• [Passage shown]:
But then we have a need for global parametrization, likely adding preprocessing affecting production, and a lot of work to implement related tools.
Another option would be to use volume probes like DDGI as fall back for offscreen stuff.
(Maybe they did something here and i'd need to correct myself, not done yet reading the whole paper... too much of them at once :) )

Edit: pasted in the picture of froxel grid by accident and can't remove it. (I see the same happened with earlier post - not intended)
Funnily i had this same idea some weeks ago in regard of doing full scene fluid simulations. But i did not realize it's interesting to map surfels to the scene as well.

Here at least some solution exist where they can solve the problem. But is is funny something so useful was forget because it was used before in realtime but never released in any games by Michael Bunnel and it was the defacto method for GI before pathtracing. I think the patent about surfel is abandoned maybe due to the fact everyone use pathtracing in offline rendering.

In realtime field all people were running after voxel and sdf as an alternative to triangle based raytracing.

And it is using hardware raytracing. :) Something so useful not lost.
 
Surfels shoot rays into the scene. These rays hit geometry, any geometry that is in the ray tracing acceleration structure, including dynamic and skinned geometry. On a hit point, we evaluate direct diffuse lighting and shadowing by tracing the light sources in the scene. We will talk about how we do that efficiently a bit later. Additionally at the hit locations we also evaluate the existing surfel lighting at those locations. This gives us effectively infinite bounce over time, as long as there is surfel coverage in that area.

• [Task list]:
A – In the surfel discussion, what does evaluating the existing surfel lighting at ray hit locations provide, and under what condition does it hold? Answer in one to three sentences.
B – Write the next part of the surfel discussion, starting right after its final sentence.
None of the lines that follow are needed for these tasks.

• [Source data]:
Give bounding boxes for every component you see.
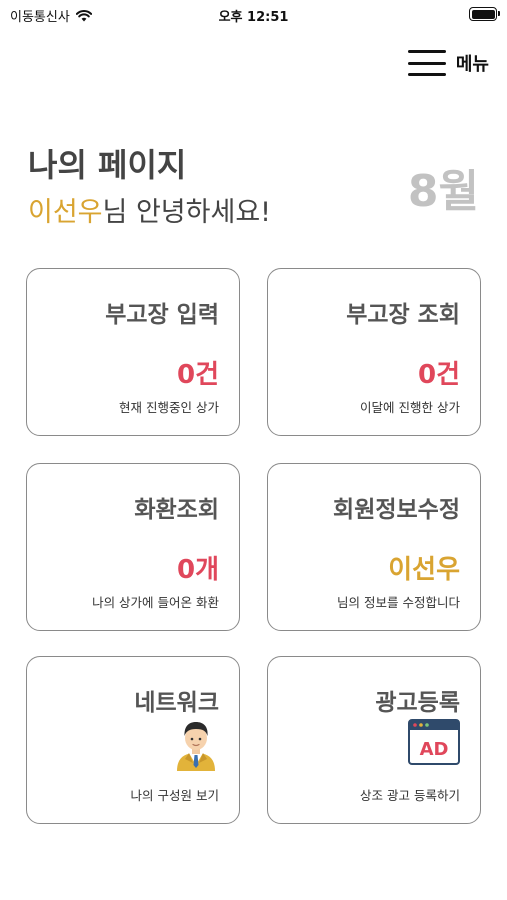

• [Task results]:
A – At each hit point, the existing surfel lighting is evaluated along with direct diffuse lighting and shadowing, which effectively gives infinite bounce over time. This holds as long as there is surfel coverage in that area.

B –
This seems like it would be a problem since surfels only spawn for geometry that was on screen at some point. What if the ray hits back facing or offscreen geometry? You get one bounce but that’s it.

The different approaches to dynamic GI are intriguing. There’s DDGI, Lumen, GIBS so far all taking slightly different approaches to the problem. Interestingly both Lumen and GIBS use probe grids in addition to their surface caches. GIBS seems to be the most complete in terms of accuracy and asset compatibility. Lumen’s advantage is support for older non-RT hardware but that seems not so relevant given the performance required. DDGI is less accurate as it only uses probes but is the most straightforward to implement.

What’s clear is that native 4K will not be a thing this generation. GIBS is struggling with checkerboard 1800p on PS5.